Work to complete
Starting at the beginning of the listing and ending at the line that contains "legend-swatch[interactable] xyxy=(713,254,731,272)", convert those lines into a Markdown table with the columns Row and Line, numbering each row and leaving out blank lines.
╭──
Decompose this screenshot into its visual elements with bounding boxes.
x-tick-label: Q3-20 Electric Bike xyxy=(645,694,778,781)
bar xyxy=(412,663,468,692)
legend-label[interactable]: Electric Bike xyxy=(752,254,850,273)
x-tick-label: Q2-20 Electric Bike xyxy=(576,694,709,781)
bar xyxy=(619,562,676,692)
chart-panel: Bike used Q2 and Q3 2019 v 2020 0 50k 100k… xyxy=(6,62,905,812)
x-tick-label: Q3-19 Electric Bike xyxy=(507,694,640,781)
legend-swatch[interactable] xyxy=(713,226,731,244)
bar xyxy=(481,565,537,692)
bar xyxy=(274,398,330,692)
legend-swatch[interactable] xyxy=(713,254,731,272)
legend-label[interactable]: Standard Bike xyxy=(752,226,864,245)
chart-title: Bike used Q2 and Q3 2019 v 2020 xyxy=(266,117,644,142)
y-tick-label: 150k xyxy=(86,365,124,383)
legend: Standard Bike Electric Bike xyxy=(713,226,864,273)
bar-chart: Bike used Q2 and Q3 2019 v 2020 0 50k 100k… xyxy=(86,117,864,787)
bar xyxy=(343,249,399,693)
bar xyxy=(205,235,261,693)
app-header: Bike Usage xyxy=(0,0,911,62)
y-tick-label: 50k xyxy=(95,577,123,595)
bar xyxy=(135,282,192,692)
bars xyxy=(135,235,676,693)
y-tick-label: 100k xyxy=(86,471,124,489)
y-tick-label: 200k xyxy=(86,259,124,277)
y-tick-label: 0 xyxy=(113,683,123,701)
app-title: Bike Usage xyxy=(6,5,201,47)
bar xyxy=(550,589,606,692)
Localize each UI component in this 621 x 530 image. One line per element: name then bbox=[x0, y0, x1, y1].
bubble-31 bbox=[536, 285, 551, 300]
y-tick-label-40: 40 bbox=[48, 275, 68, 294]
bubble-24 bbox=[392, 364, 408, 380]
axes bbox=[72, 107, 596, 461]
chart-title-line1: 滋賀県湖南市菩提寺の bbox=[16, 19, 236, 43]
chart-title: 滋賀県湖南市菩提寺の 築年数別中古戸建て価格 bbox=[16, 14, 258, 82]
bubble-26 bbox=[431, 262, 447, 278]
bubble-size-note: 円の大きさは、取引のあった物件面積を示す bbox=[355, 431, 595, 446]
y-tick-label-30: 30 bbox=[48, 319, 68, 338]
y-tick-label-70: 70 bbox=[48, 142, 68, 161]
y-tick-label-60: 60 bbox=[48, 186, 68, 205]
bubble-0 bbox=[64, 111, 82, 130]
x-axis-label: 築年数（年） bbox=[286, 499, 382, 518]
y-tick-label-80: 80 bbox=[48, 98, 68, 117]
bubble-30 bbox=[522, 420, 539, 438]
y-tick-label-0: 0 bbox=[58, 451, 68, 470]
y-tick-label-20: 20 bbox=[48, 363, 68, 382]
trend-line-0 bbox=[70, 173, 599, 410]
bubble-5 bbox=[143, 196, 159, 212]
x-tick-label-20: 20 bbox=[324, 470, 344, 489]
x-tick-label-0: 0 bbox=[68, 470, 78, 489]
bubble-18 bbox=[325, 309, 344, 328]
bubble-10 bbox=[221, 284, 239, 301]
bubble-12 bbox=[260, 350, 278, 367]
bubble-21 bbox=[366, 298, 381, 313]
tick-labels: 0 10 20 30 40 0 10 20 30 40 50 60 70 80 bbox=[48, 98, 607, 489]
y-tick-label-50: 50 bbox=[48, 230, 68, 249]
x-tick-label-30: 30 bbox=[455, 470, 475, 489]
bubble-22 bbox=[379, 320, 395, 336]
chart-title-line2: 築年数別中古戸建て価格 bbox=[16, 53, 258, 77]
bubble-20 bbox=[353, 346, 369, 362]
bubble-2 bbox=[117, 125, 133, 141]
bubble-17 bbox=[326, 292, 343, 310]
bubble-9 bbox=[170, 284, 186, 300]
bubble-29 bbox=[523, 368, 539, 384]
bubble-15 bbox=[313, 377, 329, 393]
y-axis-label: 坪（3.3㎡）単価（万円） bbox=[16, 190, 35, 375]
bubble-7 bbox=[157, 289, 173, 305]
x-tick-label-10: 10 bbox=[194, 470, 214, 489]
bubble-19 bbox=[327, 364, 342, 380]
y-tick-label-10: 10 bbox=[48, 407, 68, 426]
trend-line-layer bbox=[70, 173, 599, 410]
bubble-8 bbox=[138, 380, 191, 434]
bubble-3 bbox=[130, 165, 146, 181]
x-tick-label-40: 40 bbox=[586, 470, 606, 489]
╰──
Exercise response
| Row | Line |
|---|---|
| 1 | Decompose this screenshot into its visual elements with bounding boxes. |
| 2 | x-tick-label: Q3-20 Electric Bike xyxy=(645,694,778,781) |
| 3 | bar xyxy=(412,663,468,692) |
| 4 | legend-label[interactable]: Electric Bike xyxy=(752,254,850,273) |
| 5 | x-tick-label: Q2-20 Electric Bike xyxy=(576,694,709,781) |
| 6 | bar xyxy=(619,562,676,692) |
| 7 | chart-panel: Bike used Q2 and Q3 2019 v 2020 0 50k 100k… xyxy=(6,62,905,812) |
| 8 | x-tick-label: Q3-19 Electric Bike xyxy=(507,694,640,781) |
| 9 | legend-swatch[interactable] xyxy=(713,226,731,244) |
| 10 | bar xyxy=(481,565,537,692) |
| 11 | bar xyxy=(274,398,330,692) |
| 12 | legend-swatch[interactable] xyxy=(713,254,731,272) |